▸ TASK INSTRUCTIONS
Each line containing the word "text" must be reported.
— BEGIN INFORMATION SHOWN —
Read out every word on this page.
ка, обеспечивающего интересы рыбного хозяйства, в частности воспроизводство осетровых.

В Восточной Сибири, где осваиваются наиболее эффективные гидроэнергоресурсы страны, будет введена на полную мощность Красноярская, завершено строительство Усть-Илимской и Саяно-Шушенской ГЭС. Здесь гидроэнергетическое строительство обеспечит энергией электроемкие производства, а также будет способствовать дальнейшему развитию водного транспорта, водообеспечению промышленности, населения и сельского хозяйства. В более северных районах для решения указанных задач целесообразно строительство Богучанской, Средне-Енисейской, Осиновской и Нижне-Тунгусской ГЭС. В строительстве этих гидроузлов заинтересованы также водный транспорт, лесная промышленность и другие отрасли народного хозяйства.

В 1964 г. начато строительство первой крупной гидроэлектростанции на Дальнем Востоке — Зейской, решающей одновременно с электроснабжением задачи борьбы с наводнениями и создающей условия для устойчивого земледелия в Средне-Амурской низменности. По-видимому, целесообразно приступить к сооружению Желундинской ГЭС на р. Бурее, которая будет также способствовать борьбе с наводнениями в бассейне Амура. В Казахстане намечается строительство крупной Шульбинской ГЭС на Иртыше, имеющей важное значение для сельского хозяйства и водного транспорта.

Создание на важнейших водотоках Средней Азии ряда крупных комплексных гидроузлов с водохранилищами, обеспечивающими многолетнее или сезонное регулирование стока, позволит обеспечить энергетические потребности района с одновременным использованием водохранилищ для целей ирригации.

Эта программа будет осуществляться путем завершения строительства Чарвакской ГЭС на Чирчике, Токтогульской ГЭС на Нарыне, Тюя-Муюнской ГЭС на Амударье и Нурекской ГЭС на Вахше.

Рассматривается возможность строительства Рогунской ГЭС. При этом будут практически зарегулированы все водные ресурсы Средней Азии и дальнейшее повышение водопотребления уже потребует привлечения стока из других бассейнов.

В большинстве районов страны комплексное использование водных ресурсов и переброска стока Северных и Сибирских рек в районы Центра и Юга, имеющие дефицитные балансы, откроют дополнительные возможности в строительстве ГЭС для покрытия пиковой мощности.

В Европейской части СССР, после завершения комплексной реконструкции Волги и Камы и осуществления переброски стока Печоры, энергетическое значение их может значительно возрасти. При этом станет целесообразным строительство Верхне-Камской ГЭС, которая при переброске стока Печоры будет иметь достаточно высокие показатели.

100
— END INFORMATION SHOWN —
— BEGIN INFORMATION SHOWN —
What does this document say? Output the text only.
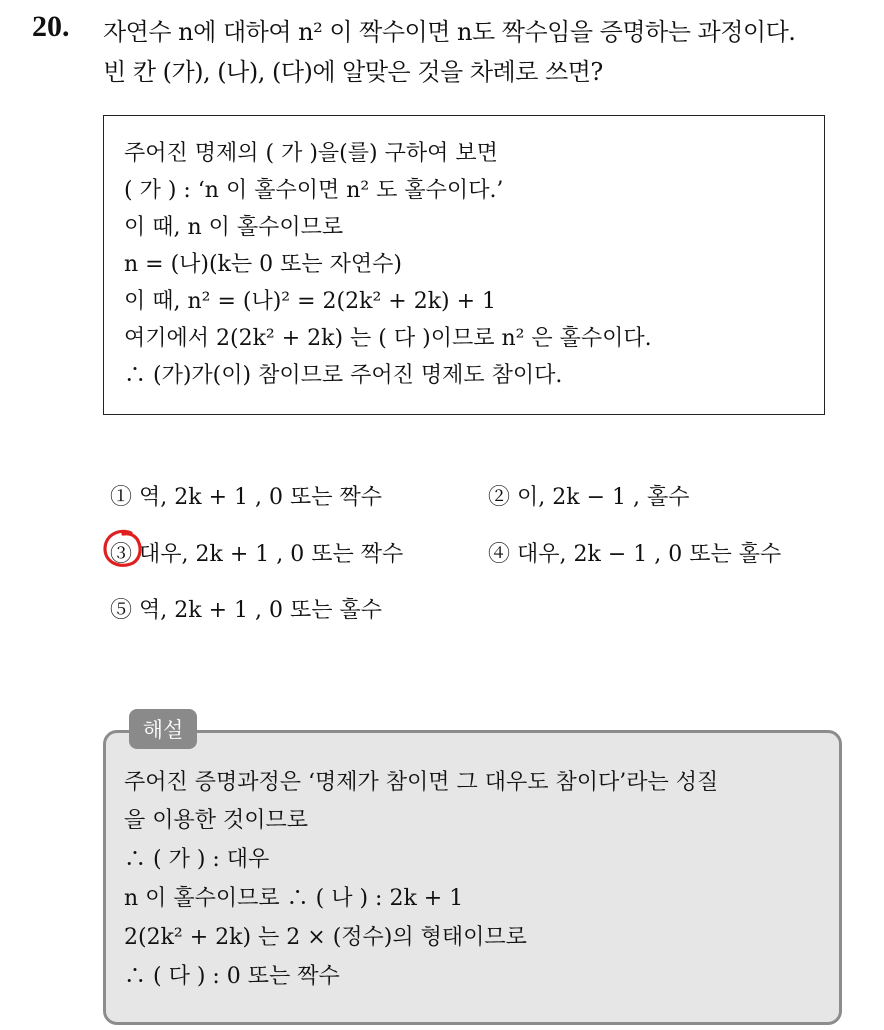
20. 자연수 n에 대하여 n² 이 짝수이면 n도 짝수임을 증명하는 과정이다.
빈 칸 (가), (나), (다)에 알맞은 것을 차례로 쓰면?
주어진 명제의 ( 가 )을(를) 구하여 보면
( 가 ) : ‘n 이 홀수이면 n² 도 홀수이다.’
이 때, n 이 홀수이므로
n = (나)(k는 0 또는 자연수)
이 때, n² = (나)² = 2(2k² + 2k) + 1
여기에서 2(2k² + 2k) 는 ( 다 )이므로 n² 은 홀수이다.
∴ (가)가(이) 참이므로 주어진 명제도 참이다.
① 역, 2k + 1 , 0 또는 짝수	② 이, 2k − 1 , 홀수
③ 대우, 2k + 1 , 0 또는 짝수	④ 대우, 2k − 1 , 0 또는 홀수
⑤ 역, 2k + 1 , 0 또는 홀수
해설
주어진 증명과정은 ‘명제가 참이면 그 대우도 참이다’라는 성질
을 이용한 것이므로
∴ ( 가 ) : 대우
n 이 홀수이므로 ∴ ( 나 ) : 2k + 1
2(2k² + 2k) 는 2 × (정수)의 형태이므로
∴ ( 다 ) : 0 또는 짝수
— END INFORMATION SHOWN —
— BEGIN INFORMATION SHOWN —
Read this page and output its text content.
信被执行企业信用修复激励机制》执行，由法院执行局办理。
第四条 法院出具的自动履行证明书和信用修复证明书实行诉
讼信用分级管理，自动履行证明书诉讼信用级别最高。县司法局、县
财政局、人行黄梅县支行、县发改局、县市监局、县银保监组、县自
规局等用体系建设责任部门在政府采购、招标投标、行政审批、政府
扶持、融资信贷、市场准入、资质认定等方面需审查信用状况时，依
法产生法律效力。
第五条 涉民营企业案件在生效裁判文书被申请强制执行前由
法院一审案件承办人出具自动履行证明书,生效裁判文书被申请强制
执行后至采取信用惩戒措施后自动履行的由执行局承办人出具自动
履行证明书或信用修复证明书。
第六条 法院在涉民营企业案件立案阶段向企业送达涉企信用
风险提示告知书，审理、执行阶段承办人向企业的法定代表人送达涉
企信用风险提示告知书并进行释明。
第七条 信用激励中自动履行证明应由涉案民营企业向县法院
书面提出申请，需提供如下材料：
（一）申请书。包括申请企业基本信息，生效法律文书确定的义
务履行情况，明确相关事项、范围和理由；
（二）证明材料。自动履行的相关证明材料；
— END INFORMATION SHOWN —
▸ RESPONSE TO THIS EXERCISE
What does this document say? Output the text only.
Read this page and output its text content.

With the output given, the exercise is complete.